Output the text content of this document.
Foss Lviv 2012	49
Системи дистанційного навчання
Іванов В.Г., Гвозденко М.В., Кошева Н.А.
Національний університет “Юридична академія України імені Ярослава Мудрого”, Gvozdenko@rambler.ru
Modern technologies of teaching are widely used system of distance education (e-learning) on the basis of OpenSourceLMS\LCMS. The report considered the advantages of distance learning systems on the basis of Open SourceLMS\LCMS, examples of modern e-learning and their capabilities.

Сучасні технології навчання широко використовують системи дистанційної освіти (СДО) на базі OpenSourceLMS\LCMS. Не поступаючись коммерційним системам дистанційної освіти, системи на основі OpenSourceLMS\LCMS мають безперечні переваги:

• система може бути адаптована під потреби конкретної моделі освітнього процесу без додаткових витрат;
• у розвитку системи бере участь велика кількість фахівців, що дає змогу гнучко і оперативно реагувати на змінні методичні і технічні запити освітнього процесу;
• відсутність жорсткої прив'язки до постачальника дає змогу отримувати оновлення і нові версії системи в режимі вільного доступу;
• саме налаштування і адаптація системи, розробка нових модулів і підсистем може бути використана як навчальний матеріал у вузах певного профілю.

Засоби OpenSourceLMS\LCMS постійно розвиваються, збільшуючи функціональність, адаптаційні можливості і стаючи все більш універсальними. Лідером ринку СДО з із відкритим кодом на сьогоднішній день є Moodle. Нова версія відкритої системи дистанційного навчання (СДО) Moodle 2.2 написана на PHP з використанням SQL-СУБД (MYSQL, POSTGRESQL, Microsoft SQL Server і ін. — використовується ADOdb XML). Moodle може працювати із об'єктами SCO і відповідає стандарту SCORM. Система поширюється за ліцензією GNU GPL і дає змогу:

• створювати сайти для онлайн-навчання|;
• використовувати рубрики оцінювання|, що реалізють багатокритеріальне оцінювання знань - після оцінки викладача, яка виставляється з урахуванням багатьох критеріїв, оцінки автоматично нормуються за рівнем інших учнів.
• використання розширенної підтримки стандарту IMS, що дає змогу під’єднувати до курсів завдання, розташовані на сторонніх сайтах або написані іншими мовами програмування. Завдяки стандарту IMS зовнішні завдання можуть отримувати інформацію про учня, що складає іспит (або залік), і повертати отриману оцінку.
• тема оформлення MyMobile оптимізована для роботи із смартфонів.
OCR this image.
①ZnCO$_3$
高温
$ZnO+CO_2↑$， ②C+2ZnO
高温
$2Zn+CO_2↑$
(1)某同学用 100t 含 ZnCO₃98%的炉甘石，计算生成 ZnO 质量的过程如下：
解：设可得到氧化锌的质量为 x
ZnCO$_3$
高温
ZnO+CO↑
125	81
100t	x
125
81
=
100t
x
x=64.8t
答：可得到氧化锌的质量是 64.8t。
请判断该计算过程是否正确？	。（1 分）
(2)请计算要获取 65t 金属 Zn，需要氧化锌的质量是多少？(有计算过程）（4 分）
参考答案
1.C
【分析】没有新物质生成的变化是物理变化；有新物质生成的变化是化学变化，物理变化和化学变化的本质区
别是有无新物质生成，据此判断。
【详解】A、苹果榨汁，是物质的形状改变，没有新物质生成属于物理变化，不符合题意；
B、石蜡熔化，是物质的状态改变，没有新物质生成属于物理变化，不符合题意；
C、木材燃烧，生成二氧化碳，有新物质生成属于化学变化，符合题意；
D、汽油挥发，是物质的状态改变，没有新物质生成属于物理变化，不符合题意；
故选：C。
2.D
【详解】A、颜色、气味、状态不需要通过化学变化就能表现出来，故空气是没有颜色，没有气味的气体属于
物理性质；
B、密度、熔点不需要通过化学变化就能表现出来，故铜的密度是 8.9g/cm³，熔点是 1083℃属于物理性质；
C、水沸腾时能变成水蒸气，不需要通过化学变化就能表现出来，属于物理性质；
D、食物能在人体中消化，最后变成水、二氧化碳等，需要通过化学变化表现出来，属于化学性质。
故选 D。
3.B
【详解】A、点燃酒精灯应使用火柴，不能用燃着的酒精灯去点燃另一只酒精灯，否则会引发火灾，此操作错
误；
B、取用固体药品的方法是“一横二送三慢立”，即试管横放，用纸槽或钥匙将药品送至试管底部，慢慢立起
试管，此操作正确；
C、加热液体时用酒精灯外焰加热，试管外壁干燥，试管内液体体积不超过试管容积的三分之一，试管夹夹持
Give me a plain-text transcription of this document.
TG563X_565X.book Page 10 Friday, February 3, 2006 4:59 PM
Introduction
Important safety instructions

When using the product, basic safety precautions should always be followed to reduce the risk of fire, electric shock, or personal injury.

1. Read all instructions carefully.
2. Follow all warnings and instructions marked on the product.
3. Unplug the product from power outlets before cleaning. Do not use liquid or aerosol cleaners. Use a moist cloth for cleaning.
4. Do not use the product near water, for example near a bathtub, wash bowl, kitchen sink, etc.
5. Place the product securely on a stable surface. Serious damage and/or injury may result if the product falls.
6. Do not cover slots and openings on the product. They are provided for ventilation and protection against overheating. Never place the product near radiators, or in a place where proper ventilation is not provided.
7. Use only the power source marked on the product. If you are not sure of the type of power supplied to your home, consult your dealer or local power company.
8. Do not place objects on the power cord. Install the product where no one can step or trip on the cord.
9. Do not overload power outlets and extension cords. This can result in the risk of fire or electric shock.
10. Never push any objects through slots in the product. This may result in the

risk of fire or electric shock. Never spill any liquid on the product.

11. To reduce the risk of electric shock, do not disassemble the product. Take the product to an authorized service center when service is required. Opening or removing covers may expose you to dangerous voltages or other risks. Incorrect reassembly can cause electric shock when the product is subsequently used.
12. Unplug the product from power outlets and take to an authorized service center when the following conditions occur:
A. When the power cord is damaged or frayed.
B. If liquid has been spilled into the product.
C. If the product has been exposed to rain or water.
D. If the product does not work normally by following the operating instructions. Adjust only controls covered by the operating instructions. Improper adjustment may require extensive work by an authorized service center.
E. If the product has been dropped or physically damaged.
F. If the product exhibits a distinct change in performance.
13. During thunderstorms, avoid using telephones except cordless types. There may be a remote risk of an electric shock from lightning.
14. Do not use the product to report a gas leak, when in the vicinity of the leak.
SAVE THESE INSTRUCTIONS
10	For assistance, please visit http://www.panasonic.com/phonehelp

┄┄┄┄┄┄┄┄┄┄

• _Direction_
Reproduce the material above, every line of it, exactly.

• _Task result_
Output the text content of this document.
Foss Lviv 2012	49
Системи дистанційного навчання
Іванов В.Г., Гвозденко М.В., Кошева Н.А.
Національний університет “Юридична академія України імені Ярослава Мудрого”, Gvozdenko@rambler.ru
Modern technologies of teaching are widely used system of distance education (e-learning) on the basis of OpenSourceLMS\LCMS. The report considered the advantages of distance learning systems on the basis of Open SourceLMS\LCMS, examples of modern e-learning and their capabilities.

Сучасні технології навчання широко використовують системи дистанційної освіти (СДО) на базі OpenSourceLMS\LCMS. Не поступаючись коммерційним системам дистанційної освіти, системи на основі OpenSourceLMS\LCMS мають безперечні переваги:

• система може бути адаптована під потреби конкретної моделі освітнього процесу без додаткових витрат;
• у розвитку системи бере участь велика кількість фахівців, що дає змогу гнучко і оперативно реагувати на змінні методичні і технічні запити освітнього процесу;
• відсутність жорсткої прив'язки до постачальника дає змогу отримувати оновлення і нові версії системи в режимі вільного доступу;
• саме налаштування і адаптація системи, розробка нових модулів і підсистем може бути використана як навчальний матеріал у вузах певного профілю.

Засоби OpenSourceLMS\LCMS постійно розвиваються, збільшуючи функціональність, адаптаційні можливості і стаючи все більш універсальними. Лідером ринку СДО з із відкритим кодом на сьогоднішній день є Moodle. Нова версія відкритої системи дистанційного навчання (СДО) Moodle 2.2 написана на PHP з використанням SQL-СУБД (MYSQL, POSTGRESQL, Microsoft SQL Server і ін. — використовується ADOdb XML). Moodle може працювати із об'єктами SCO і відповідає стандарту SCORM. Система поширюється за ліцензією GNU GPL і дає змогу:

• створювати сайти для онлайн-навчання|;
• використовувати рубрики оцінювання|, що реалізють багатокритеріальне оцінювання знань - після оцінки викладача, яка виставляється з урахуванням багатьох критеріїв, оцінки автоматично нормуються за рівнем інших учнів.
• використання розширенної підтримки стандарту IMS, що дає змогу під’єднувати до курсів завдання, розташовані на сторонніх сайтах або написані іншими мовами програмування. Завдяки стандарту IMS зовнішні завдання можуть отримувати інформацію про учня, що складає іспит (або залік), і повертати отриману оцінку.
• тема оформлення MyMobile оптимізована для роботи із смартфонів.
OCR this image.
①ZnCO$_3$
高温
$ZnO+CO_2↑$， ②C+2ZnO
高温
$2Zn+CO_2↑$
(1)某同学用 100t 含 ZnCO₃98%的炉甘石，计算生成 ZnO 质量的过程如下：
解：设可得到氧化锌的质量为 x
ZnCO$_3$
高温
ZnO+CO↑
125	81
100t	x
125
81
=
100t
x
x=64.8t
答：可得到氧化锌的质量是 64.8t。
请判断该计算过程是否正确？	。（1 分）
(2)请计算要获取 65t 金属 Zn，需要氧化锌的质量是多少？(有计算过程）（4 分）
参考答案
1.C
【分析】没有新物质生成的变化是物理变化；有新物质生成的变化是化学变化，物理变化和化学变化的本质区
别是有无新物质生成，据此判断。
【详解】A、苹果榨汁，是物质的形状改变，没有新物质生成属于物理变化，不符合题意；
B、石蜡熔化，是物质的状态改变，没有新物质生成属于物理变化，不符合题意；
C、木材燃烧，生成二氧化碳，有新物质生成属于化学变化，符合题意；
D、汽油挥发，是物质的状态改变，没有新物质生成属于物理变化，不符合题意；
故选：C。
2.D
【详解】A、颜色、气味、状态不需要通过化学变化就能表现出来，故空气是没有颜色，没有气味的气体属于
物理性质；
B、密度、熔点不需要通过化学变化就能表现出来，故铜的密度是 8.9g/cm³，熔点是 1083℃属于物理性质；
C、水沸腾时能变成水蒸气，不需要通过化学变化就能表现出来，属于物理性质；
D、食物能在人体中消化，最后变成水、二氧化碳等，需要通过化学变化表现出来，属于化学性质。
故选 D。
3.B
【详解】A、点燃酒精灯应使用火柴，不能用燃着的酒精灯去点燃另一只酒精灯，否则会引发火灾，此操作错
误；
B、取用固体药品的方法是“一横二送三慢立”，即试管横放，用纸槽或钥匙将药品送至试管底部，慢慢立起
试管，此操作正确；
C、加热液体时用酒精灯外焰加热，试管外壁干燥，试管内液体体积不超过试管容积的三分之一，试管夹夹持
Give me a plain-text transcription of this document.
TG563X_565X.book Page 10 Friday, February 3, 2006 4:59 PM
Introduction
Important safety instructions

When using the product, basic safety precautions should always be followed to reduce the risk of fire, electric shock, or personal injury.

1. Read all instructions carefully.
2. Follow all warnings and instructions marked on the product.
3. Unplug the product from power outlets before cleaning. Do not use liquid or aerosol cleaners. Use a moist cloth for cleaning.
4. Do not use the product near water, for example near a bathtub, wash bowl, kitchen sink, etc.
5. Place the product securely on a stable surface. Serious damage and/or injury may result if the product falls.
6. Do not cover slots and openings on the product. They are provided for ventilation and protection against overheating. Never place the product near radiators, or in a place where proper ventilation is not provided.
7. Use only the power source marked on the product. If you are not sure of the type of power supplied to your home, consult your dealer or local power company.
8. Do not place objects on the power cord. Install the product where no one can step or trip on the cord.
9. Do not overload power outlets and extension cords. This can result in the risk of fire or electric shock.
10. Never push any objects through slots in the product. This may result in the

risk of fire or electric shock. Never spill any liquid on the product.

11. To reduce the risk of electric shock, do not disassemble the product. Take the product to an authorized service center when service is required. Opening or removing covers may expose you to dangerous voltages or other risks. Incorrect reassembly can cause electric shock when the product is subsequently used.
12. Unplug the product from power outlets and take to an authorized service center when the following conditions occur:
A. When the power cord is damaged or frayed.
B. If liquid has been spilled into the product.
C. If the product has been exposed to rain or water.
D. If the product does not work normally by following the operating instructions. Adjust only controls covered by the operating instructions. Improper adjustment may require extensive work by an authorized service center.
E. If the product has been dropped or physically damaged.
F. If the product exhibits a distinct change in performance.
13. During thunderstorms, avoid using telephones except cordless types. There may be a remote risk of an electric shock from lightning.
14. Do not use the product to report a gas leak, when in the vicinity of the leak.
SAVE THESE INSTRUCTIONS
10	For assistance, please visit http://www.panasonic.com/phonehelp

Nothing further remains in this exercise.